Texto de lectura:
================

Fe, amor, esperanza: estos son los ejes de la vida de San José y
los de toda vida cristiana. La entrega de San José aparece tejida de ese
entrecruzarse de amor fiel, de fe amorosa, de esperanza confiada. Su fiesta es,
por eso, un buen momento para que todos renovemos nuestra entrega a la vocación
de cristianos, que a cada uno de nosotros ha concedido el Señor.
Cuando se desea sinceramente vivir de fe, de amor y de
esperanza, la renovación de la entrega no es volver a tomar algo que estaba en
desuso. Cuando hay fe, amor y esperanza, renovarse es –a pesar de los errores
personales, de las caídas, de las debilidades– mantenerse en las manos de Dios:
confirmar un camino de fidelidad. Renovar la entrega es renovar, repito, la
fidelidad a lo que el Señor quiere de nosotros: amar con obras.
El amor tiene necesariamente sus características
manifestaciones. Algunas veces se habla del amor como si fuera un impulso hacia
la propia satisfacción, o un mero recurso para completar egoístamente la propia
personalidad. Y no es así: amor verdadero es salir de sí mismo, entregarse. El
amor trae consigo la alegría, pero es una alegría que tiene sus raíces en forma
de cruz. Mientras estemos en la tierra y no hayamos llegado a la plenitud de la
vida futura, no puede haber amor verdadero sin experiencia del sacrificio, del
dolor. Un dolor que se paladea, que es amable, que es fuente de íntimo gozo,
pero dolor real, porque supone vencer el propio egoísmo, y tomar el Amor como
regla de todas y de cada una de nuestras acciones.

================

Sección de datos:
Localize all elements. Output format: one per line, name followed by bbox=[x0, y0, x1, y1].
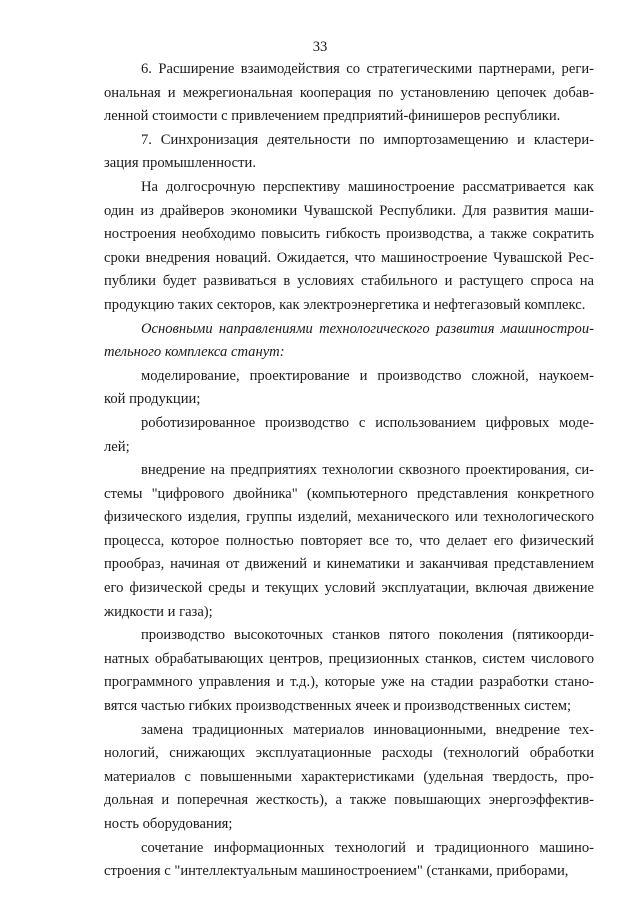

================

Enunciado:
Responde estas preguntas sobre el texto acerca de San José:
(a) ¿Cuáles son los ejes de la vida de San José?
(b) Según el texto, ¿qué es renovar la entrega?
(c) ¿En qué consiste el amor verdadero?

Resultado:
(a) Fe, amor y esperanza.
(b) Renovar la fidelidad a lo que el Señor quiere de nosotros: amar con obras.
(c) En salir de sí mismo, entregarse.